━━━ Extracted data

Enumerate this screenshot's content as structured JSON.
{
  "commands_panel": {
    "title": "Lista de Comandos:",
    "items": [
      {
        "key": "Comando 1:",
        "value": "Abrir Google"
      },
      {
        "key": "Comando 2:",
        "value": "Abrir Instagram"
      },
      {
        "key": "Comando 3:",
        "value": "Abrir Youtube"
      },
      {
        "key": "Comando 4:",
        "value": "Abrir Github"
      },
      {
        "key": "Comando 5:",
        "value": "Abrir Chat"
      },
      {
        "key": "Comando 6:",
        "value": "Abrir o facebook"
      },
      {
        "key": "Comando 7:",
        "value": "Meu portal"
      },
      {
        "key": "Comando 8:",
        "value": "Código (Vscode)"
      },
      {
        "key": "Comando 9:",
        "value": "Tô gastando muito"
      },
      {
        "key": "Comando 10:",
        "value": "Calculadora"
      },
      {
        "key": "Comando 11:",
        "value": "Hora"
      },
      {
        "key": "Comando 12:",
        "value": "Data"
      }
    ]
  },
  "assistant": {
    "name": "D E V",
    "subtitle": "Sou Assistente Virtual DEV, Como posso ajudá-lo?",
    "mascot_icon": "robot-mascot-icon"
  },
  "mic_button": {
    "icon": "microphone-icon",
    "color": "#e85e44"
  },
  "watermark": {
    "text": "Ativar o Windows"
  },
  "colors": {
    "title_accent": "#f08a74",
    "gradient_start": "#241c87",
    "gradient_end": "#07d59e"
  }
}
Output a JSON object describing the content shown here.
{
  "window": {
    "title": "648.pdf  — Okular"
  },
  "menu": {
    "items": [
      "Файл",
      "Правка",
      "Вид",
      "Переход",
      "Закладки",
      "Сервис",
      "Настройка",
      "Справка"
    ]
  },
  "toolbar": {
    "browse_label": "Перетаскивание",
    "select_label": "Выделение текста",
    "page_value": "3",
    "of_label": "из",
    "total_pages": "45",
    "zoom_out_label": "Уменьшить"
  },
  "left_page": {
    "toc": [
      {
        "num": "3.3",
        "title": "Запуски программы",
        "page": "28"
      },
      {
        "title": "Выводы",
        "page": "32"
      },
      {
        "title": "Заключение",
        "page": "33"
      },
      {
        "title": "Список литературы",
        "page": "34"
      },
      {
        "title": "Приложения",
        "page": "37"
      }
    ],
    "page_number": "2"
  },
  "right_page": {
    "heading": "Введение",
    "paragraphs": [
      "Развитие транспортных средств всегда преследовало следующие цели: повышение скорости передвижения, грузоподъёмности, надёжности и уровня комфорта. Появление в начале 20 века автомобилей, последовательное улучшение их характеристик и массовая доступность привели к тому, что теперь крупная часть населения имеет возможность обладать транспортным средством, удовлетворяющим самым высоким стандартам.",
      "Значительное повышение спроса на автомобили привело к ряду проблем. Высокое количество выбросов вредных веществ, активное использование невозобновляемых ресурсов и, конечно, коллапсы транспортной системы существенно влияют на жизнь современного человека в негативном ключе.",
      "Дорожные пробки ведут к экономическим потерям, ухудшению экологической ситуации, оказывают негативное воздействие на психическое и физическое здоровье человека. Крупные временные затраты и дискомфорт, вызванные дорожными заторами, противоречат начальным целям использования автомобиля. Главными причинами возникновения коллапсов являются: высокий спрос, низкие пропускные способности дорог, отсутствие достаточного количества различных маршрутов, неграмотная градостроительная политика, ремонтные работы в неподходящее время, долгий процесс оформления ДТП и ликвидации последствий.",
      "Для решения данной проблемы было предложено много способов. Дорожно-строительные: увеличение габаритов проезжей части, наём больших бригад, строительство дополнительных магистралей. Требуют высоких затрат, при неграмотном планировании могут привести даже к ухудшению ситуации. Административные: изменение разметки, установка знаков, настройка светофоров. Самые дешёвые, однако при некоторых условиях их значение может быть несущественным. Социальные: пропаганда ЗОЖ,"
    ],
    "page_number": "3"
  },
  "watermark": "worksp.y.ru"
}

━━━━━━

**Work required**
Find the lines above that include the string "icon" and copy them.

**Exercise output**
    "mascot_icon": "robot-mascot-icon"
    "icon": "microphone-icon",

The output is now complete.